DATASET ROWS:
============================================================
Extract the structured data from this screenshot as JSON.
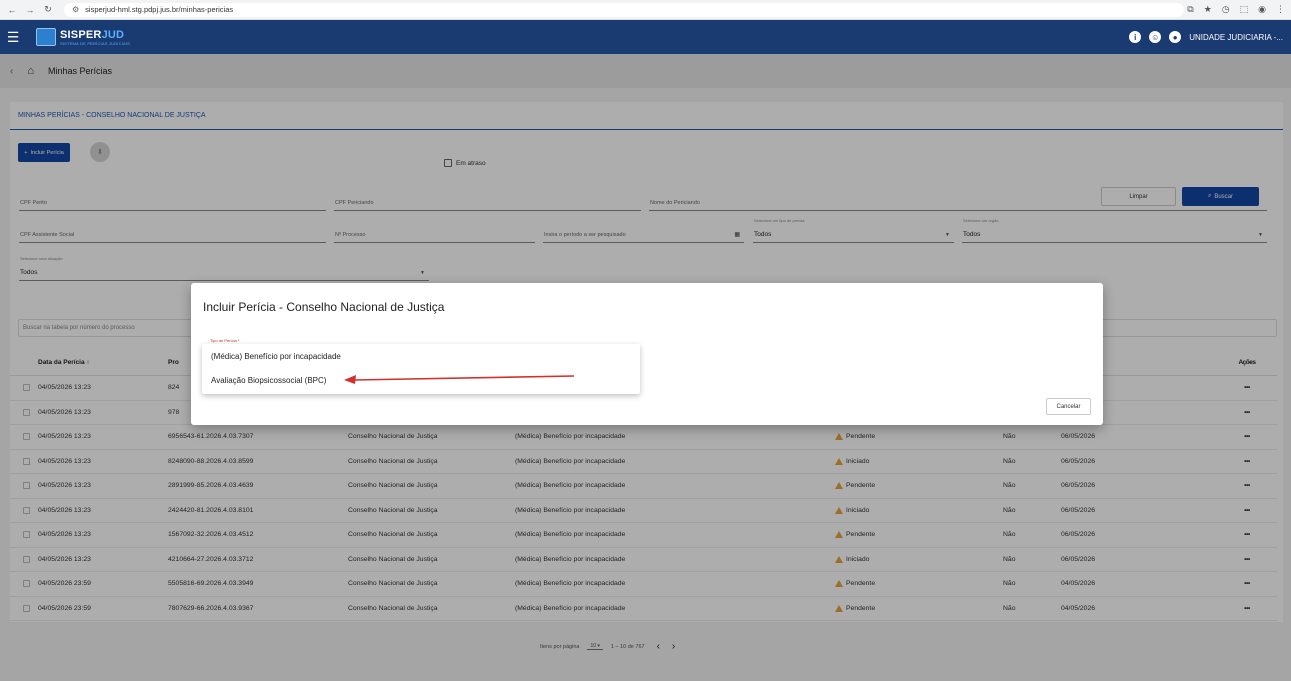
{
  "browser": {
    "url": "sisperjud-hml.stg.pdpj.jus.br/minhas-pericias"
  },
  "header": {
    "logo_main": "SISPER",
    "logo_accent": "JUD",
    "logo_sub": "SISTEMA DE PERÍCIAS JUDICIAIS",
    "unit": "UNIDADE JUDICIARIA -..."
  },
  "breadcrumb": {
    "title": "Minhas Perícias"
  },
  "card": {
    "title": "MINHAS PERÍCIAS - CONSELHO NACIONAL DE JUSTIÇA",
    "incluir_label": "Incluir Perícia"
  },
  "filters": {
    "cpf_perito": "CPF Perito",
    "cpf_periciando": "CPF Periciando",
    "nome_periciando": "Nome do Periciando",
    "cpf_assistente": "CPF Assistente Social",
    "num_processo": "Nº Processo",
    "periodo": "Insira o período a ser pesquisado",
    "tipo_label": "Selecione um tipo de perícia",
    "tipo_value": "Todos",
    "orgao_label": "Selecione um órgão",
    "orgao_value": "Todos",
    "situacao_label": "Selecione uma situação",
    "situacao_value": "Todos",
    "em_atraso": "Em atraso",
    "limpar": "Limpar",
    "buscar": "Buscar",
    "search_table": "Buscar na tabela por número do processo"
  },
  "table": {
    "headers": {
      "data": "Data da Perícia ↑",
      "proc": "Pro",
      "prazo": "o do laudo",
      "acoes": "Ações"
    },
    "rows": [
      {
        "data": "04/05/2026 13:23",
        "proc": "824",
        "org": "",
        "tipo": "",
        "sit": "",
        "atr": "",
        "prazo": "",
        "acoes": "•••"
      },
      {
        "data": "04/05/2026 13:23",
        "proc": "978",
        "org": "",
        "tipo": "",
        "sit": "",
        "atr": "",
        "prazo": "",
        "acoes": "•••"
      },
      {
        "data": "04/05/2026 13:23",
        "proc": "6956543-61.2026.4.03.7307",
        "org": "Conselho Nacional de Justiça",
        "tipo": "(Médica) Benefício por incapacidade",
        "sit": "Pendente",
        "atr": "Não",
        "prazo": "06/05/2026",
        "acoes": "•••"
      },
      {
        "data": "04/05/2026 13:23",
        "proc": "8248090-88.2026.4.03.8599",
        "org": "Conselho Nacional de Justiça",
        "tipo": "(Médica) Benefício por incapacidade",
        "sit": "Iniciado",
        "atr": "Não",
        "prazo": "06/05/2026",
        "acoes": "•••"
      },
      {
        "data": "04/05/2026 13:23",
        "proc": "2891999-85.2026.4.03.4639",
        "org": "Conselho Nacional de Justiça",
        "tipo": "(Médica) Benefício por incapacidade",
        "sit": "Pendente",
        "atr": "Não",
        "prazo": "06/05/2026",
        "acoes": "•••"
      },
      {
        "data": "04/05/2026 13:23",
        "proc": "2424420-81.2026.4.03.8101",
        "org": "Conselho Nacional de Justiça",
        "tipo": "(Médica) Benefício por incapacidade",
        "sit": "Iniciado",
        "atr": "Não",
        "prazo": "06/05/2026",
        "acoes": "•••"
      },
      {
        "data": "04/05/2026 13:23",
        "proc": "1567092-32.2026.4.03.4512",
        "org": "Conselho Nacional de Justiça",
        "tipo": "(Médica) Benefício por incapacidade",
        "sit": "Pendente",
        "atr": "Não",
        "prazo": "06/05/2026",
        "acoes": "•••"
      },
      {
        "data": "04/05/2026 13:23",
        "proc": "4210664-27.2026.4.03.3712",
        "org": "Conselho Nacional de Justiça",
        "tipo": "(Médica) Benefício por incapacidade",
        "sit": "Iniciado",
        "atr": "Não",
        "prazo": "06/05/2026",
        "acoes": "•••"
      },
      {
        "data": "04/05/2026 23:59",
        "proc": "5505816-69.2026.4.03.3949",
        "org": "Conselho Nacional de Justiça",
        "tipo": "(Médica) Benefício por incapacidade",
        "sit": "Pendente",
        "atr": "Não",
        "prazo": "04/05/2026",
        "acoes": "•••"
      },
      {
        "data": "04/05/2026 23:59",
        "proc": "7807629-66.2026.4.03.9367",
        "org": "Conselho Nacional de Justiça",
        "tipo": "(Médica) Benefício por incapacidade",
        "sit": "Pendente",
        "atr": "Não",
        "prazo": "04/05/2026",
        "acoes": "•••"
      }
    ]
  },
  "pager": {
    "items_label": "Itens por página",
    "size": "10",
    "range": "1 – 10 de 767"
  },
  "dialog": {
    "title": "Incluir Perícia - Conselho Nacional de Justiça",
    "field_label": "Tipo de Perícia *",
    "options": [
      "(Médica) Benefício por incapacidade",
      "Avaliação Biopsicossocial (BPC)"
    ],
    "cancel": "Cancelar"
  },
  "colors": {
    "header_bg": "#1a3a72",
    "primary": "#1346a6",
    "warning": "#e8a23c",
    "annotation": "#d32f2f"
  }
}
============================================================
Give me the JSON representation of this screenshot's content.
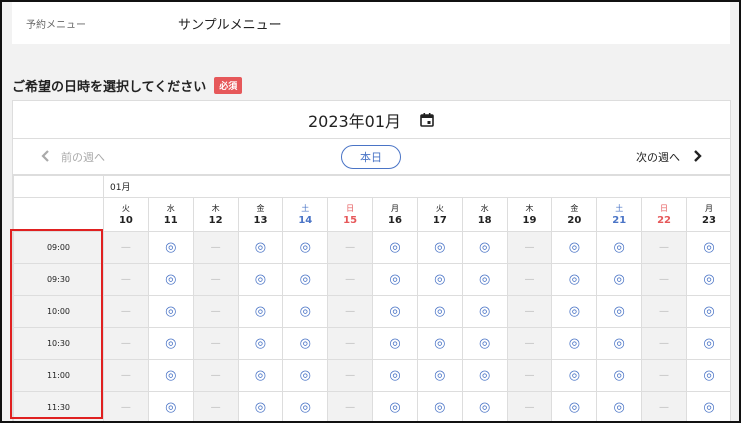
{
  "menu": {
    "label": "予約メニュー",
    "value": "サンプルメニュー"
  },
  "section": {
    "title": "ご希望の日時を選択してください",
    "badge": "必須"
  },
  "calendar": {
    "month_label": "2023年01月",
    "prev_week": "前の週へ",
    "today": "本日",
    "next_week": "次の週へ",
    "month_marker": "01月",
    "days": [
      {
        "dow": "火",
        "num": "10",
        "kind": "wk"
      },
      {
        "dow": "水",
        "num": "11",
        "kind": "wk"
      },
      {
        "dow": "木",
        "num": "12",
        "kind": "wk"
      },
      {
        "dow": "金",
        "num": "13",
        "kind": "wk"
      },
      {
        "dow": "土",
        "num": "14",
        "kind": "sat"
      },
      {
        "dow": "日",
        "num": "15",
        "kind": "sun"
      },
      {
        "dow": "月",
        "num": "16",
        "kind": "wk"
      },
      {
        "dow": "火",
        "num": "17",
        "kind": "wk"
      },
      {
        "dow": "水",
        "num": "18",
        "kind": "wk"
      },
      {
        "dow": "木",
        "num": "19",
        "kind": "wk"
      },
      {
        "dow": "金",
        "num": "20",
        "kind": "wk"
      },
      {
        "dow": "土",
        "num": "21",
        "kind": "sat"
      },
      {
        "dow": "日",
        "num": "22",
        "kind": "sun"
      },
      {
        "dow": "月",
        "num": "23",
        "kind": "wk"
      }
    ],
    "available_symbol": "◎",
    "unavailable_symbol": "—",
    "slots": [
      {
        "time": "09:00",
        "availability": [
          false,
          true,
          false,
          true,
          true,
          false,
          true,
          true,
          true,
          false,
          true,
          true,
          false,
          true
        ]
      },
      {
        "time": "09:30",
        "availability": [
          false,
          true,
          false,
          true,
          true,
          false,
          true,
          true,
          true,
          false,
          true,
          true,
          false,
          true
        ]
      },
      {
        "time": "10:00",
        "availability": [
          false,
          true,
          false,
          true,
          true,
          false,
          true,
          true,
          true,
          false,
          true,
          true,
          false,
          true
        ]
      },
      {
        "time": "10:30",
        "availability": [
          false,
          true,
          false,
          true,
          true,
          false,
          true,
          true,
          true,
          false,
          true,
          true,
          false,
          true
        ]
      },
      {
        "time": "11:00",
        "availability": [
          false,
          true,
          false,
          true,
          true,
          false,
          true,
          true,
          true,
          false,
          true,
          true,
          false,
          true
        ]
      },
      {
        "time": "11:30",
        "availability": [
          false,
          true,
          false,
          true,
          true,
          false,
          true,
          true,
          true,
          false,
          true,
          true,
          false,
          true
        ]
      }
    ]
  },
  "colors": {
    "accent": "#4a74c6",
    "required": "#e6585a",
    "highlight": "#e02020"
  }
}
============================================================
WORK TO COMPLETE: Your task is to pick out every line with the string "title" and copy it.

OUTPUT FOR THIS TASK:
    "title": "Minhas Perícias"
    "title": "MINHAS PERÍCIAS - CONSELHO NACIONAL DE JUSTIÇA",
    "title": "Incluir Perícia - Conselho Nacional de Justiça",
    "title": "ご希望の日時を選択してください",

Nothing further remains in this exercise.